• Do this:
Go through the data below. Pull out every line that has the word "screenshot".

===============

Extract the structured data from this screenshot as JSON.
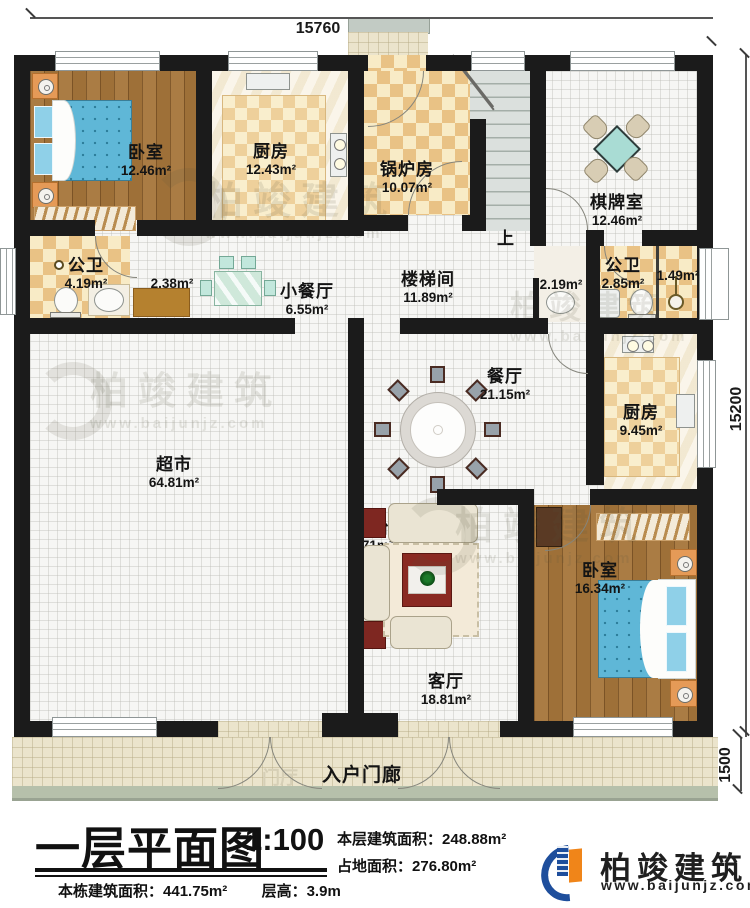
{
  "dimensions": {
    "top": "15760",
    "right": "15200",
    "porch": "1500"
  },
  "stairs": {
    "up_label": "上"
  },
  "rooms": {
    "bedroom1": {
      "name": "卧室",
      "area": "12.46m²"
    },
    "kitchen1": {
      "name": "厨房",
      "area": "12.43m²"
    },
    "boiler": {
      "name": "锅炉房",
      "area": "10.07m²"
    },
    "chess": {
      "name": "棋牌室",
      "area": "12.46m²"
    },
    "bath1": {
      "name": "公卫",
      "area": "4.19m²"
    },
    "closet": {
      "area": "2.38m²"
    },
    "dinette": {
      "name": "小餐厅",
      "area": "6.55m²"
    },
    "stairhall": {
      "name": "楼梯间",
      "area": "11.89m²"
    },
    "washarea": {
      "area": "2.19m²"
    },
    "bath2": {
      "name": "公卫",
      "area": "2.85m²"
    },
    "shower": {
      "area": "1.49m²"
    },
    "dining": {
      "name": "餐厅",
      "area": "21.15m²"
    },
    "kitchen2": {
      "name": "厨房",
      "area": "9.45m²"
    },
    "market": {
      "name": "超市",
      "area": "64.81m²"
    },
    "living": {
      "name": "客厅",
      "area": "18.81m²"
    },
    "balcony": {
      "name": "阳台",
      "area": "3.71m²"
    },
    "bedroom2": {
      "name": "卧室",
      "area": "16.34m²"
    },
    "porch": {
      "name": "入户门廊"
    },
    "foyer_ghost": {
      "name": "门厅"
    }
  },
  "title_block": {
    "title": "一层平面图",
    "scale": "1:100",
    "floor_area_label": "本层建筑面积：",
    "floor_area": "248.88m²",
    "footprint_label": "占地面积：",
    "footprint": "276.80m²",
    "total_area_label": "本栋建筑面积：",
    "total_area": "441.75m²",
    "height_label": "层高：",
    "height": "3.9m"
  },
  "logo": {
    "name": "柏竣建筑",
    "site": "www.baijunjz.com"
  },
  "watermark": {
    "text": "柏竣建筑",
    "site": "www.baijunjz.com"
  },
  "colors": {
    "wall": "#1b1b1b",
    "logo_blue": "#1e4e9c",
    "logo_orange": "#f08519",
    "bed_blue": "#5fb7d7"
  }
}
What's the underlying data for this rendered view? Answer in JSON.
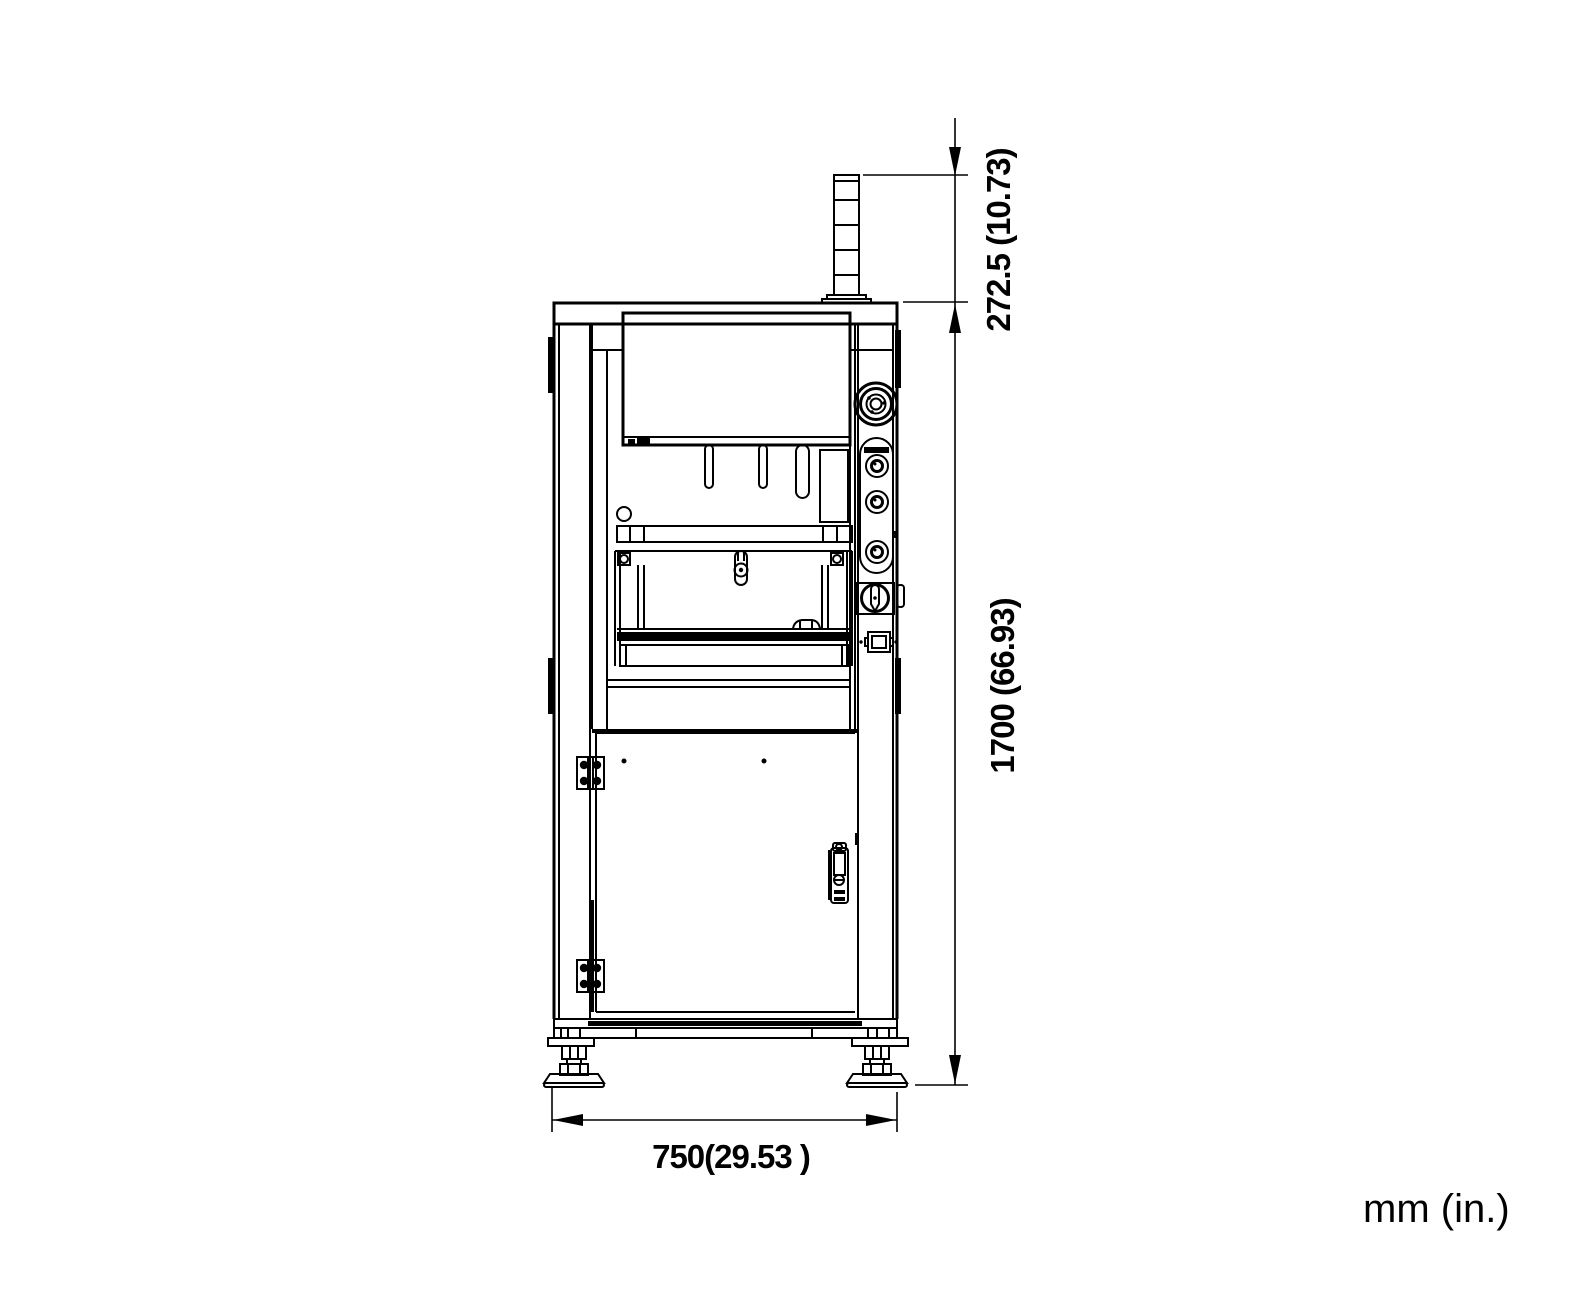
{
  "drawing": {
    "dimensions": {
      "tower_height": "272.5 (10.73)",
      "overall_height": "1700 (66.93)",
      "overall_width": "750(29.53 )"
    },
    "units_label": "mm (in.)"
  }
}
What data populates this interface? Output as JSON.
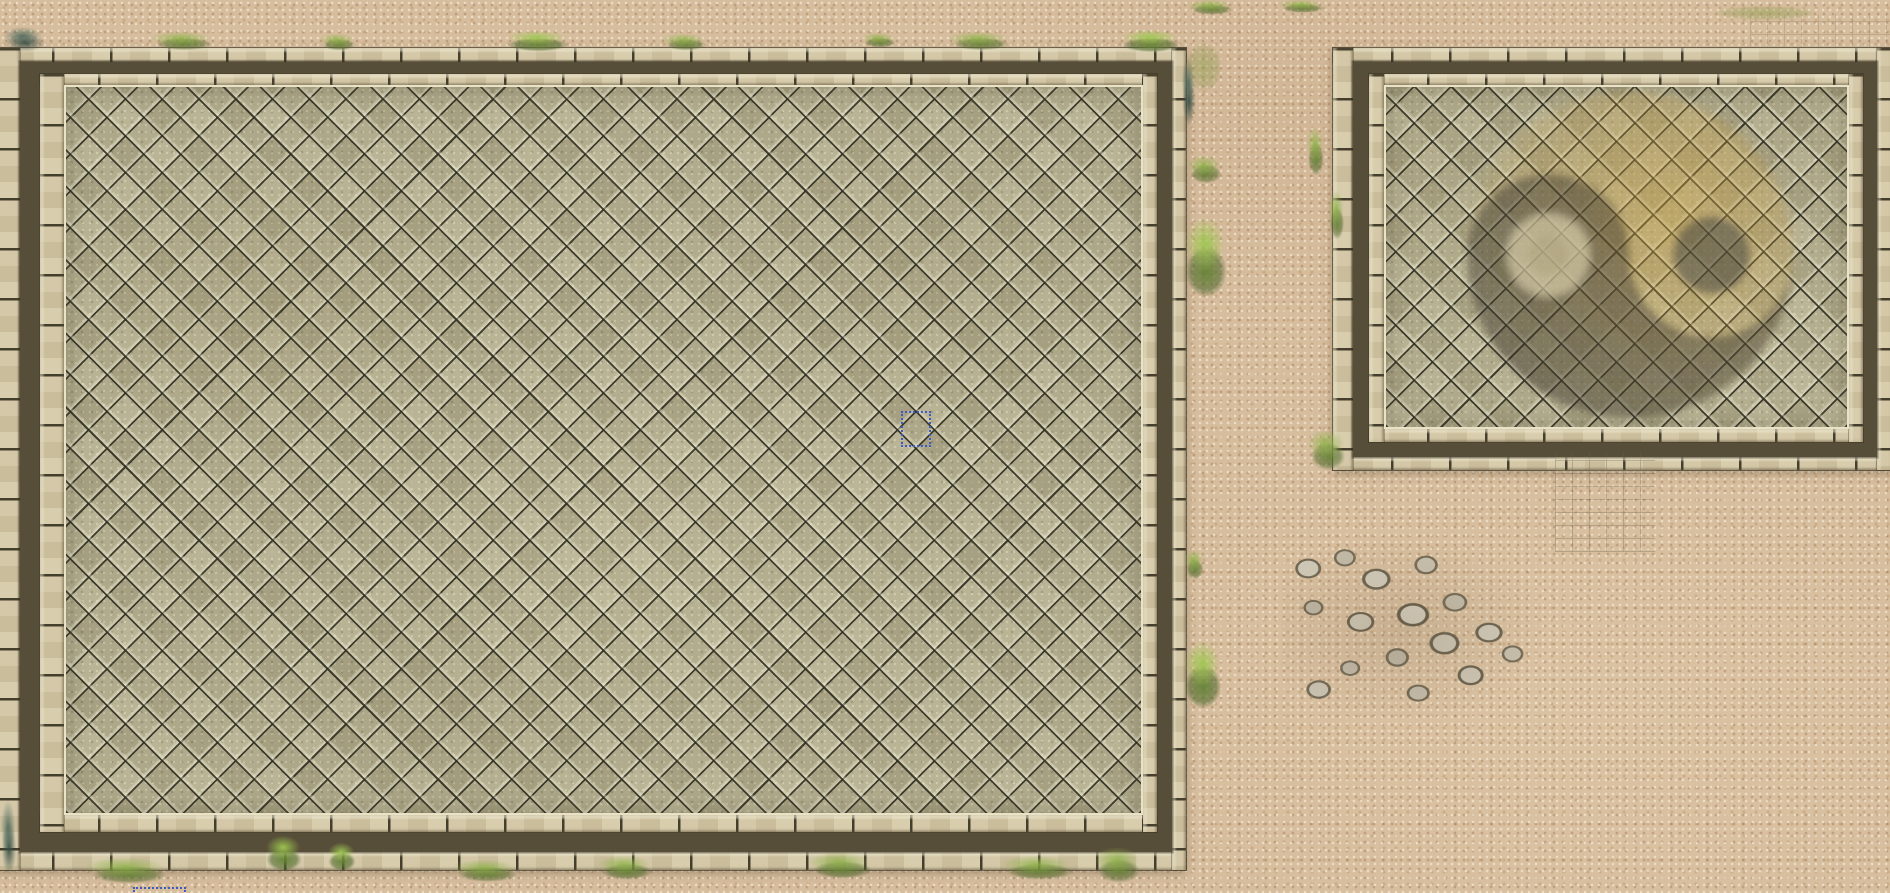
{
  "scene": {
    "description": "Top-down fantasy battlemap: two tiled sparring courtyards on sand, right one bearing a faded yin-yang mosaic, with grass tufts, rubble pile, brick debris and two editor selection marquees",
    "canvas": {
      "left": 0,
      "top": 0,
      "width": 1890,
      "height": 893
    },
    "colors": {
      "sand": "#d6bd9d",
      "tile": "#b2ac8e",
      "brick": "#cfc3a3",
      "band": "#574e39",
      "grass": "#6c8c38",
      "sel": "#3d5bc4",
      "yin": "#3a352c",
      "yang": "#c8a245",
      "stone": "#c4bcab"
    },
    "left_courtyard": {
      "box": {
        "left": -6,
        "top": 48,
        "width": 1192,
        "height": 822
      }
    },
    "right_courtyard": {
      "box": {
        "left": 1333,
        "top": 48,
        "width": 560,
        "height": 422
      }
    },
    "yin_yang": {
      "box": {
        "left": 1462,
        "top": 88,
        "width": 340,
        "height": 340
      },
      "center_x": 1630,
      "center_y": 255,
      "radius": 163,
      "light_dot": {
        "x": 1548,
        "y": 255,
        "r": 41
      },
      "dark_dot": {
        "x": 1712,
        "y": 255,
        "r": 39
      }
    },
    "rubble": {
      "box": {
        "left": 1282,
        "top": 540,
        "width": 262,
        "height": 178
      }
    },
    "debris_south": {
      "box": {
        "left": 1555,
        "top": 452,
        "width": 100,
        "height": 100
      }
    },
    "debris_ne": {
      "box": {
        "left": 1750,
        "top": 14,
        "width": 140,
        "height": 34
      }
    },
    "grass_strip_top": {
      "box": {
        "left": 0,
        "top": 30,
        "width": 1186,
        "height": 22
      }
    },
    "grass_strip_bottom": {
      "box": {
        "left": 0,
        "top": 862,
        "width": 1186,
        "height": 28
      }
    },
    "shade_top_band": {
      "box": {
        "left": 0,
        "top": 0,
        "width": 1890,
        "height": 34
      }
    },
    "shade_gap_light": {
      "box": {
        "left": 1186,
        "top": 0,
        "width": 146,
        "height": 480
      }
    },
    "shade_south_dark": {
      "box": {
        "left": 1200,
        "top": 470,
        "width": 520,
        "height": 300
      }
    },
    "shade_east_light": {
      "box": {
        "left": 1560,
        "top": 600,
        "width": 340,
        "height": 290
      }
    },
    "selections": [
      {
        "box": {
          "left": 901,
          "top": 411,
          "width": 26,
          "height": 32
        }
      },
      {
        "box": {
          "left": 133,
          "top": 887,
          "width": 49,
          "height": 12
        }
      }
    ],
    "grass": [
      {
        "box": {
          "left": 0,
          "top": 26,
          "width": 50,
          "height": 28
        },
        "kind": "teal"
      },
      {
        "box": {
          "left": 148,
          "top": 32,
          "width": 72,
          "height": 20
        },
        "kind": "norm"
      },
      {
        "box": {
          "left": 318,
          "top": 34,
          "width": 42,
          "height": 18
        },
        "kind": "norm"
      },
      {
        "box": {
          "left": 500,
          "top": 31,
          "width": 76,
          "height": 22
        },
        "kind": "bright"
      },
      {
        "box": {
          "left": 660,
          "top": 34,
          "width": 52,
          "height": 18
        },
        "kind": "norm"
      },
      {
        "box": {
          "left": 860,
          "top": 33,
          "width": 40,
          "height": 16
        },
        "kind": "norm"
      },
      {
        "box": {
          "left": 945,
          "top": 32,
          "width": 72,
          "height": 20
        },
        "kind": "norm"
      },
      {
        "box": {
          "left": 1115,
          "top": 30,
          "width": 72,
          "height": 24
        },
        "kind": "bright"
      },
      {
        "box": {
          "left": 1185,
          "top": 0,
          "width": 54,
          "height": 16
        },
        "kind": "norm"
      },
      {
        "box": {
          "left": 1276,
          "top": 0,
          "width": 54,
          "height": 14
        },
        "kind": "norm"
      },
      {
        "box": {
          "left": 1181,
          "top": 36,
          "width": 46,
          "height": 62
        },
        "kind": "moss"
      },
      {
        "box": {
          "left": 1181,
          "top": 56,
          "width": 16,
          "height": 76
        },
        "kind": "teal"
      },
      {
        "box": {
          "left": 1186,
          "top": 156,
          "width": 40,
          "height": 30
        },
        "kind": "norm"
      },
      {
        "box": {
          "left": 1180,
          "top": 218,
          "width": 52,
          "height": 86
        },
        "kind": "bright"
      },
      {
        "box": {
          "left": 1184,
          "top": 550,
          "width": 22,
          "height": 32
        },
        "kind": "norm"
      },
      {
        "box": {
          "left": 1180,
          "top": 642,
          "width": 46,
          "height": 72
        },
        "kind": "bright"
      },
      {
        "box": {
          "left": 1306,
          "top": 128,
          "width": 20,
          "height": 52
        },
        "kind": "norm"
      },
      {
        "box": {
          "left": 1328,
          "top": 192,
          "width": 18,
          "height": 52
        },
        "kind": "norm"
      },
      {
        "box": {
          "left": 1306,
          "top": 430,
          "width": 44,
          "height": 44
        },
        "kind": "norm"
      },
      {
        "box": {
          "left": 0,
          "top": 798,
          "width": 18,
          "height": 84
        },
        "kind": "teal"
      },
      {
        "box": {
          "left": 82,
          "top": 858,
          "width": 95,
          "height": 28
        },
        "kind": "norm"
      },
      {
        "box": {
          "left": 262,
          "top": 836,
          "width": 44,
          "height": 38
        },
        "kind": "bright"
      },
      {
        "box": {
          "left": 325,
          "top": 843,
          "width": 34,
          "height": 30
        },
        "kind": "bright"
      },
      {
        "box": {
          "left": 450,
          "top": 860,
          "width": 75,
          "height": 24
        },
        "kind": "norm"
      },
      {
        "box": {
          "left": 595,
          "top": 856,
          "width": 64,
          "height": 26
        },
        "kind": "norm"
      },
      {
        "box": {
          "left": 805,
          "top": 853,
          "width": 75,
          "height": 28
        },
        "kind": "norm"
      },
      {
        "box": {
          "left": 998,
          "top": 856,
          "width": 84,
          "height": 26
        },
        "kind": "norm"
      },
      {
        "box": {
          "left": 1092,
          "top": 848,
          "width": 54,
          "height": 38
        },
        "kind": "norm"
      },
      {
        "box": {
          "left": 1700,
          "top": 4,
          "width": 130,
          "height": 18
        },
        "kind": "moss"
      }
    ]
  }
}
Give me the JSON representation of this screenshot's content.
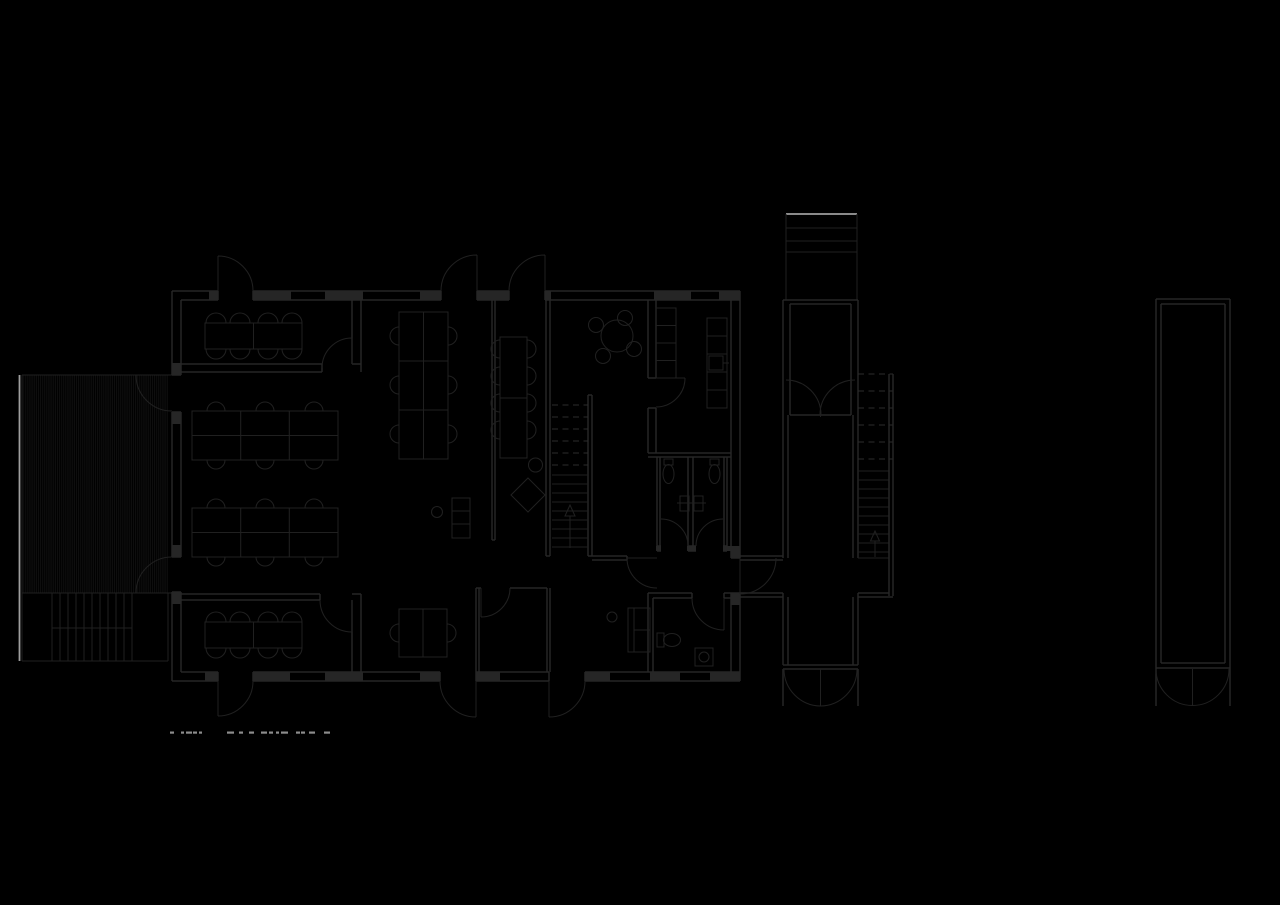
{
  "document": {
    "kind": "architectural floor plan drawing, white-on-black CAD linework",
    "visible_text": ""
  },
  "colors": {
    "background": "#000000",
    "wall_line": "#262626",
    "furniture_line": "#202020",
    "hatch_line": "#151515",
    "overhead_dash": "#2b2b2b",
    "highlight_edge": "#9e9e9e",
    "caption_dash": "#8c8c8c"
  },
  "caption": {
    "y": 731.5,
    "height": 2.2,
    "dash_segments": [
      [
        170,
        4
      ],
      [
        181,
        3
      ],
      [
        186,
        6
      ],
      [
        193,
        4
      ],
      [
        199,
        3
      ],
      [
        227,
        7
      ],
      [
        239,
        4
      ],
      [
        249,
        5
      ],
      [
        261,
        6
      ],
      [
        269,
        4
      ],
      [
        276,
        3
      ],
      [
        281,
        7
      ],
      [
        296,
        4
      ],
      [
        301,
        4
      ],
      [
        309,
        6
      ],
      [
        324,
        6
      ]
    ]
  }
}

===============

• Response below:
Extract the structured data from this screenshot as JSON.
Give me the JSON representation of this screenshot's content.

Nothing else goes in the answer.